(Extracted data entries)
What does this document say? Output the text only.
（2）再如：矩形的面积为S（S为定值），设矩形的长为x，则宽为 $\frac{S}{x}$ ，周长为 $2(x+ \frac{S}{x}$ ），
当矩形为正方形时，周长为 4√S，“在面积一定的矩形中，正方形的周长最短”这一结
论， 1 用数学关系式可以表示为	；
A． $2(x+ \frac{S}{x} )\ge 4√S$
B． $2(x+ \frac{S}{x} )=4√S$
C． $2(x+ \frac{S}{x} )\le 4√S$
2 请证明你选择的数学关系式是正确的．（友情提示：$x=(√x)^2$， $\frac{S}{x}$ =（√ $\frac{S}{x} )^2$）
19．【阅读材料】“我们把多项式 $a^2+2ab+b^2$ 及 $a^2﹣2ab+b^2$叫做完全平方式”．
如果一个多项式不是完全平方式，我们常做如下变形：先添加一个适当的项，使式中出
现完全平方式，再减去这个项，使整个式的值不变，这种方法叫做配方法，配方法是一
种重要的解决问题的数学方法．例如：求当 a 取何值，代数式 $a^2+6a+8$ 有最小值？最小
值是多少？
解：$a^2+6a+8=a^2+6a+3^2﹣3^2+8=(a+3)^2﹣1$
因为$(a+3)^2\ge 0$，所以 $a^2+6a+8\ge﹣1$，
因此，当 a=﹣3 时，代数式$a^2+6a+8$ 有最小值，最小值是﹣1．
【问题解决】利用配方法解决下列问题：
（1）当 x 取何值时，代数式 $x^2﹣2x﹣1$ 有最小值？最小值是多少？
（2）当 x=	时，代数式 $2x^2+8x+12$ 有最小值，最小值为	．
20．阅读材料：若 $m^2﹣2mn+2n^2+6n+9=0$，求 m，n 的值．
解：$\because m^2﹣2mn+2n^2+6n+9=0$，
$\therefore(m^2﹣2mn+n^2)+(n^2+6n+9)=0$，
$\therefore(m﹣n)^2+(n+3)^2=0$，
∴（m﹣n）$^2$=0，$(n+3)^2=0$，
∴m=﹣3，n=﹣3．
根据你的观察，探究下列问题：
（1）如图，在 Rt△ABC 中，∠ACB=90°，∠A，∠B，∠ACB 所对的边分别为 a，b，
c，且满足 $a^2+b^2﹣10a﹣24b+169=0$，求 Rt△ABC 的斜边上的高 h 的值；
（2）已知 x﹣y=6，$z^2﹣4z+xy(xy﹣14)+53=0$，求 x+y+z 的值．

(Short exercise): Reply with only the number of lines in the material above where the string "有最小值" appears.

(Reply to the exercise): 4